YOUR OBJECTIVE: Could you copy every line from the material below in which "Configuration" appears?

[Dataset records]
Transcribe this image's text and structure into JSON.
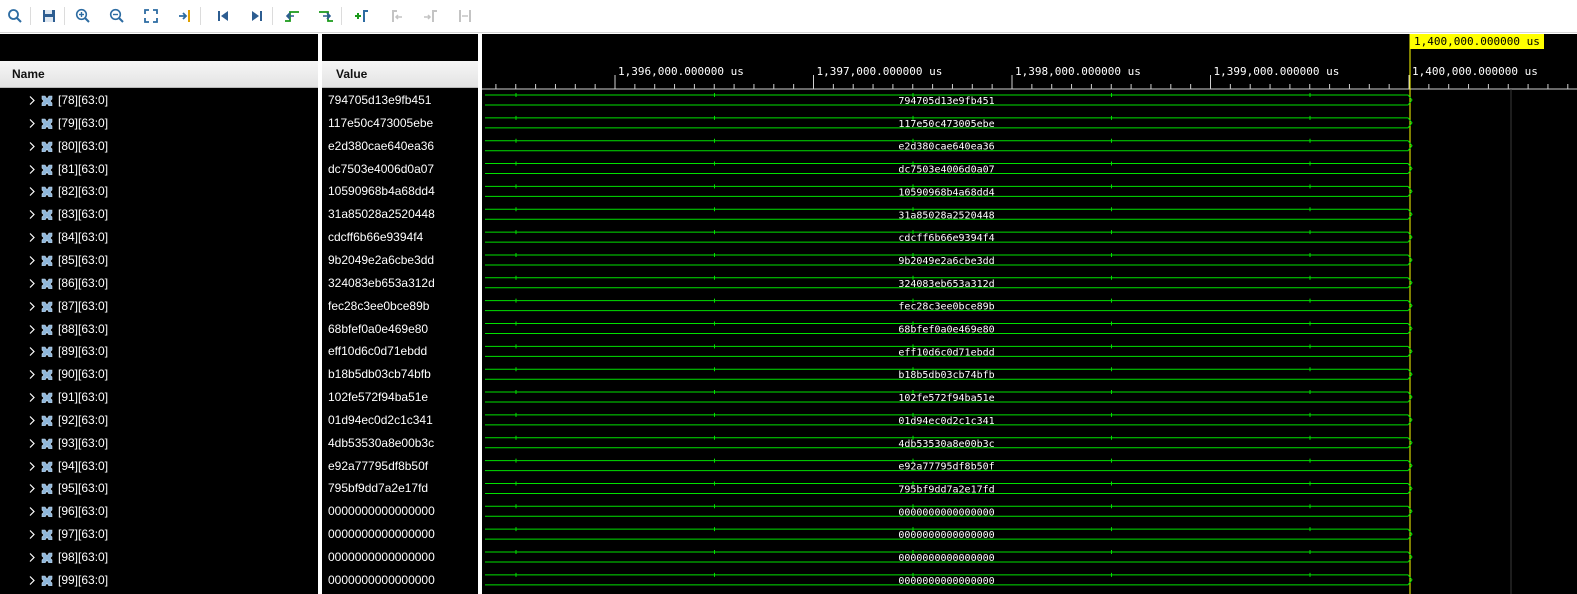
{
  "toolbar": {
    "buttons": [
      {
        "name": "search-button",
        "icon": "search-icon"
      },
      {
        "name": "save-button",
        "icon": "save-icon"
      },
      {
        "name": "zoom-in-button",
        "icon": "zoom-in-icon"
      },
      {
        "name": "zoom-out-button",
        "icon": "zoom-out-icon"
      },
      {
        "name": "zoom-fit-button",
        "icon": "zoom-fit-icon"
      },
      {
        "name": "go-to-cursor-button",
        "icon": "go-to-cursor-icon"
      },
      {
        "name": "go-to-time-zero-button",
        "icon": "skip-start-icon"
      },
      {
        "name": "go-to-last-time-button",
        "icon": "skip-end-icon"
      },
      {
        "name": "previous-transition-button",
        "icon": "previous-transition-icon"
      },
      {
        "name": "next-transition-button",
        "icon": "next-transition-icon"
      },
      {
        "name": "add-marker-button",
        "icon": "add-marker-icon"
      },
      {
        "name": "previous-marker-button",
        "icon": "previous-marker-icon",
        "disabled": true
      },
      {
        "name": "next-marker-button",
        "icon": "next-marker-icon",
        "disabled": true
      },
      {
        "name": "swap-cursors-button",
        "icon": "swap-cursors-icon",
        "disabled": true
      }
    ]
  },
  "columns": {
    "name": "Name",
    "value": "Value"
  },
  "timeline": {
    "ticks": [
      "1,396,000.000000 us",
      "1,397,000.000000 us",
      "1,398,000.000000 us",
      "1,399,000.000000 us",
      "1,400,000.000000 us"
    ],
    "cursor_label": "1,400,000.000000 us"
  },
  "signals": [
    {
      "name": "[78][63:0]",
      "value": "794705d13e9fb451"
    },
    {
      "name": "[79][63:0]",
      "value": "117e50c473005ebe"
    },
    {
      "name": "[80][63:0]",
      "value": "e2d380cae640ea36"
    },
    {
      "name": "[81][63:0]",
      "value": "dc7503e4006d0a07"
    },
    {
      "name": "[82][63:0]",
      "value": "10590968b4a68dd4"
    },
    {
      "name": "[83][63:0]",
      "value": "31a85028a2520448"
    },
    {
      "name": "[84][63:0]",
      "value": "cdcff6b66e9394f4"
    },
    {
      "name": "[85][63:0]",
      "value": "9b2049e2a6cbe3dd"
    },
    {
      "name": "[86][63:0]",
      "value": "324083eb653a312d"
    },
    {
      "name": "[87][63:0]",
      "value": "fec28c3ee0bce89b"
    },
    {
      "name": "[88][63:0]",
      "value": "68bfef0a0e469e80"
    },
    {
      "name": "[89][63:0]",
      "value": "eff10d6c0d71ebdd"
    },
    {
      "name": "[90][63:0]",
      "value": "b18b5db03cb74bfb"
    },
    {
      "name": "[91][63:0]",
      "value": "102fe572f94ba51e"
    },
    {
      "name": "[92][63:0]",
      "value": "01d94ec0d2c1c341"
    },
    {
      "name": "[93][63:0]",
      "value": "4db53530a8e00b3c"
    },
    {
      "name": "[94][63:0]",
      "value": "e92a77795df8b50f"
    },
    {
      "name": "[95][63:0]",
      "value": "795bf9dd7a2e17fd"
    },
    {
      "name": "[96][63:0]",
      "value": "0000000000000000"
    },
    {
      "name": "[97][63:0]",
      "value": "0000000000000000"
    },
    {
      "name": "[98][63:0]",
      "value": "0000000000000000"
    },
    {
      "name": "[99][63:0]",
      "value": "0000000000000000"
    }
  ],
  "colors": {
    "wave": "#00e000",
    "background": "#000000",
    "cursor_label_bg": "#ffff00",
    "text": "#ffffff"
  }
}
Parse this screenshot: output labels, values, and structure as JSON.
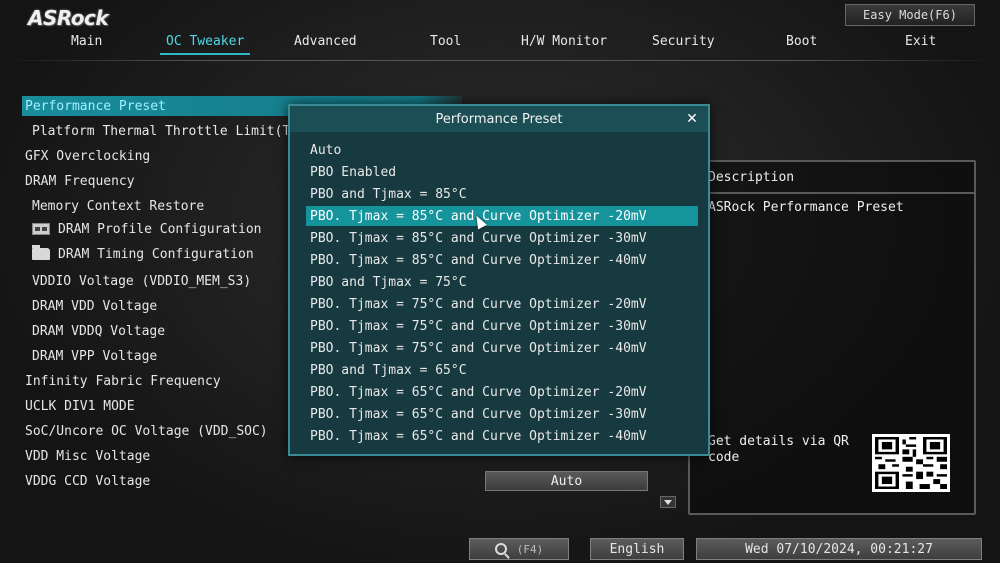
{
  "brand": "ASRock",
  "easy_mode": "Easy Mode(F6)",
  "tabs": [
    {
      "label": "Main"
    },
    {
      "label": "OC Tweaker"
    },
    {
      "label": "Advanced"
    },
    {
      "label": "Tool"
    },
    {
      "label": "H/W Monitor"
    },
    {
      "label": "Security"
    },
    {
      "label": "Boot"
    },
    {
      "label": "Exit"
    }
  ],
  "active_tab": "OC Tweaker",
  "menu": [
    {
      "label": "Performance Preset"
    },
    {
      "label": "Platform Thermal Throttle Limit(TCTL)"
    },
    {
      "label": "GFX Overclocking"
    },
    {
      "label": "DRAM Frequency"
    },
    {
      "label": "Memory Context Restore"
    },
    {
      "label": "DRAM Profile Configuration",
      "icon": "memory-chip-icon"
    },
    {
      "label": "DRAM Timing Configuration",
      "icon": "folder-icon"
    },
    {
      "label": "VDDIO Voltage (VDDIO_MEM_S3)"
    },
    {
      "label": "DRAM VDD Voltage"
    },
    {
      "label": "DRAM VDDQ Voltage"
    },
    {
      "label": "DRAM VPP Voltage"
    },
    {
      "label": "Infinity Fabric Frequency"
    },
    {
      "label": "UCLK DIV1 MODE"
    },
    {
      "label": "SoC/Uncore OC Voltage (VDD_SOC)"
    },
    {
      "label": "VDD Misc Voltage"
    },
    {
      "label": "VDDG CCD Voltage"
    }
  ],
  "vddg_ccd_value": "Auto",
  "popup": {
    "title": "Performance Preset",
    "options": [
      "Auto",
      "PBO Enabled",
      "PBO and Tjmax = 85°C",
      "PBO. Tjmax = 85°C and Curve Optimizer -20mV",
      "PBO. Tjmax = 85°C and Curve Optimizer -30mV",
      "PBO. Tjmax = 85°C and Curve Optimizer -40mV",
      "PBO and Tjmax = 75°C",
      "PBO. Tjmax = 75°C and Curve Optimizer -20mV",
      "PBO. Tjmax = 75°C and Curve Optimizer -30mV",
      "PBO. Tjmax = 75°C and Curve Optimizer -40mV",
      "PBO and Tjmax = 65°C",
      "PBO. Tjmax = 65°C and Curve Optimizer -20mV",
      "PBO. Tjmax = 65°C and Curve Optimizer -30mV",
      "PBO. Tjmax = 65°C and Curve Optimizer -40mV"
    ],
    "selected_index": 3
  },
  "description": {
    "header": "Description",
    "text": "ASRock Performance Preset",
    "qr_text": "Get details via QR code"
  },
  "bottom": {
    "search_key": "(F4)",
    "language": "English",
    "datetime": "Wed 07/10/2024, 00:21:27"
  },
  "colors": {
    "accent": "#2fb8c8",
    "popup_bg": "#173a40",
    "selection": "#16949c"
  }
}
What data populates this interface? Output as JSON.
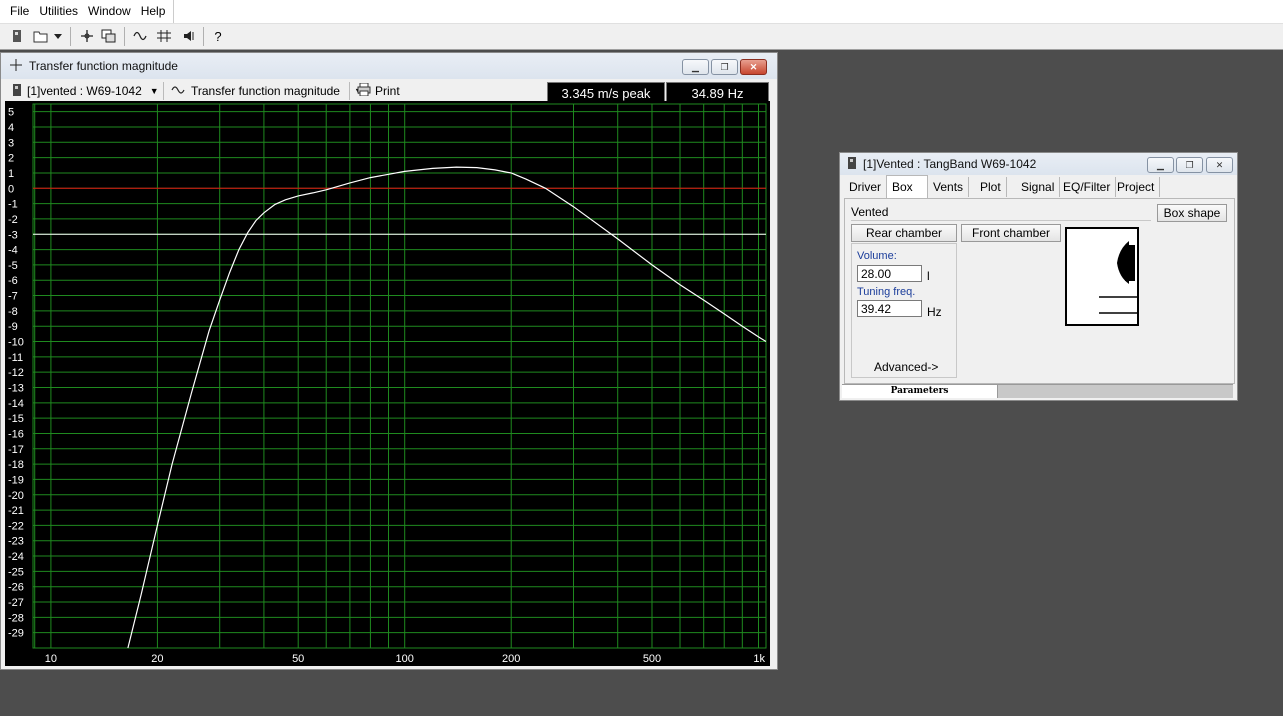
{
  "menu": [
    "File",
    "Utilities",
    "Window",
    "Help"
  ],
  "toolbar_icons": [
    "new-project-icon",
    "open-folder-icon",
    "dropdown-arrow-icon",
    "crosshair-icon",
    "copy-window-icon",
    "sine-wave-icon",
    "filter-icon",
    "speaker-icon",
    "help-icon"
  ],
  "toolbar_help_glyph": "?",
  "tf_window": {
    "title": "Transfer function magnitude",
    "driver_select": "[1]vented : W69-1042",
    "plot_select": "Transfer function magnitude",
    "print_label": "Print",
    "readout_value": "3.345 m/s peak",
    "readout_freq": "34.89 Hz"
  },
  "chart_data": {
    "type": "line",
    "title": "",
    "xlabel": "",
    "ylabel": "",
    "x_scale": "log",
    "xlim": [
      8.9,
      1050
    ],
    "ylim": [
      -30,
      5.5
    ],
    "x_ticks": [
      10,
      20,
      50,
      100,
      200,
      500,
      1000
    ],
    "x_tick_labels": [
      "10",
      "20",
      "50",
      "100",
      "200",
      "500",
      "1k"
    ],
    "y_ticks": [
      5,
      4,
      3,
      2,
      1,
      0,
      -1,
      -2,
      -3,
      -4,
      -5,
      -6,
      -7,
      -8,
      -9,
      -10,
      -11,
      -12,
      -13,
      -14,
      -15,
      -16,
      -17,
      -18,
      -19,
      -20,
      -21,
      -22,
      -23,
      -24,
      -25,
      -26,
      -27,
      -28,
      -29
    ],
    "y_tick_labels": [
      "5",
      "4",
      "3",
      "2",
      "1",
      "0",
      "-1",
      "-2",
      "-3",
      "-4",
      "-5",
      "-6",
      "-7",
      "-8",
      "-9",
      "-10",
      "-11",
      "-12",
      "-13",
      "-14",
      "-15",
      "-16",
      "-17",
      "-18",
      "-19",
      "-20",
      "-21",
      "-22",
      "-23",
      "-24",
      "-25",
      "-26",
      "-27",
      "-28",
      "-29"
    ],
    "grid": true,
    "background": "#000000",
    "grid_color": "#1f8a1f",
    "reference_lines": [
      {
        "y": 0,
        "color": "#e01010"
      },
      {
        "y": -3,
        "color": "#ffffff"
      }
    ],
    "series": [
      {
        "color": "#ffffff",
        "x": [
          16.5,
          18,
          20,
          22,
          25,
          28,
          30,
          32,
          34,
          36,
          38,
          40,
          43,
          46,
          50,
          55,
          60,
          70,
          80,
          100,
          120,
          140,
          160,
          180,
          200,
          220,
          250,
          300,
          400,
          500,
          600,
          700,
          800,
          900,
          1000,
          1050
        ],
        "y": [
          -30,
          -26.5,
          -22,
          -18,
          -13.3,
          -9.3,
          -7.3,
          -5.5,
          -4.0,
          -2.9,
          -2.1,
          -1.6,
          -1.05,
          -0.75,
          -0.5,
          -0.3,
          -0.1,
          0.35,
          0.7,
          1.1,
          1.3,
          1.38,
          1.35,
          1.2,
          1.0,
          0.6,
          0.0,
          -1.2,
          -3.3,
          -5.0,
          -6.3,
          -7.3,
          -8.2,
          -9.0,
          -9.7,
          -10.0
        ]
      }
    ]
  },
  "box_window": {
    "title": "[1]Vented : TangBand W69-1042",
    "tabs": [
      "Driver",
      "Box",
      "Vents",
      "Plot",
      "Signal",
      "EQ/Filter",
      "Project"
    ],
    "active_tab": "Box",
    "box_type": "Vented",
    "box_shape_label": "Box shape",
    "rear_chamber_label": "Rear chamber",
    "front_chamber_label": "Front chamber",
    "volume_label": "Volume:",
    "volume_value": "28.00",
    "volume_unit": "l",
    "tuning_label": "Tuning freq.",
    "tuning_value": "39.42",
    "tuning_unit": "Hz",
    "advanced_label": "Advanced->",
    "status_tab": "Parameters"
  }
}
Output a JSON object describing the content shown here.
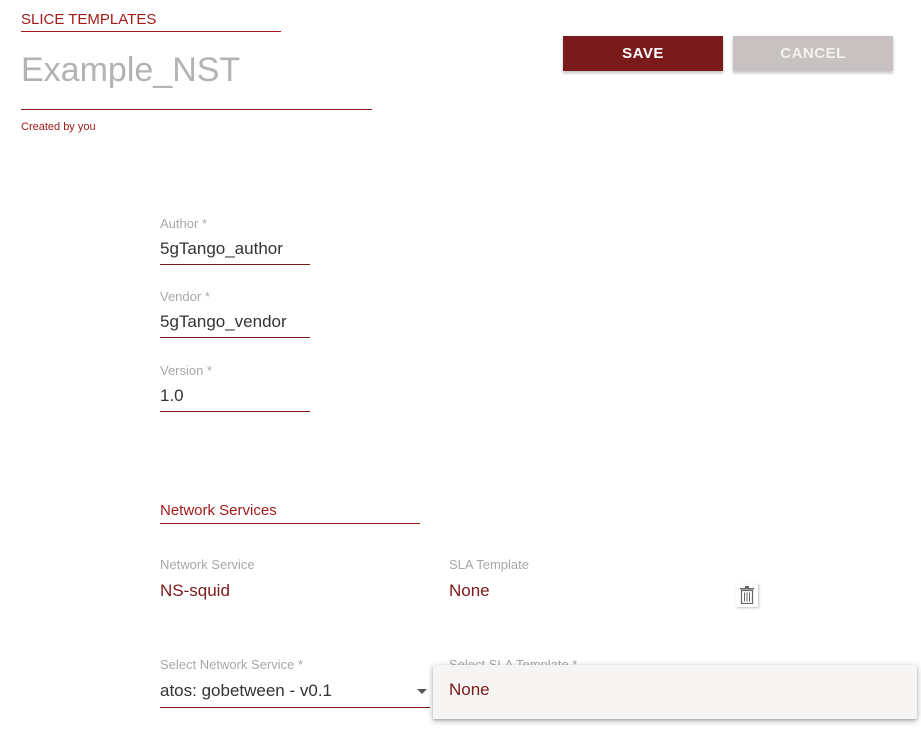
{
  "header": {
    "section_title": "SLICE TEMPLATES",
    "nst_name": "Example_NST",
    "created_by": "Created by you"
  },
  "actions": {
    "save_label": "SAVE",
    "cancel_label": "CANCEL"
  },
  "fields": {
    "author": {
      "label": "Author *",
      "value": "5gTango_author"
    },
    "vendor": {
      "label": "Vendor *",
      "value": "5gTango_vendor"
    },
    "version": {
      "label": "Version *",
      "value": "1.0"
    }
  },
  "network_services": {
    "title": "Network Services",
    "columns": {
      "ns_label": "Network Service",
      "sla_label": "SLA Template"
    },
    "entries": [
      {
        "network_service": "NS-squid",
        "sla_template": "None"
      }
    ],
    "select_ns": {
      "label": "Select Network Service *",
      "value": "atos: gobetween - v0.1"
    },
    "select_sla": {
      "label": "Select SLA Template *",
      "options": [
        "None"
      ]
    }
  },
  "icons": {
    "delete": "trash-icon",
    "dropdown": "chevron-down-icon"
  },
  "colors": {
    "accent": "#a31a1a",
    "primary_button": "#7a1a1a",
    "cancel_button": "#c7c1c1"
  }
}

COMPLETED TASK:
      "label": "DRAM Profile Configuration",
      "label": "DRAM Timing Configuration",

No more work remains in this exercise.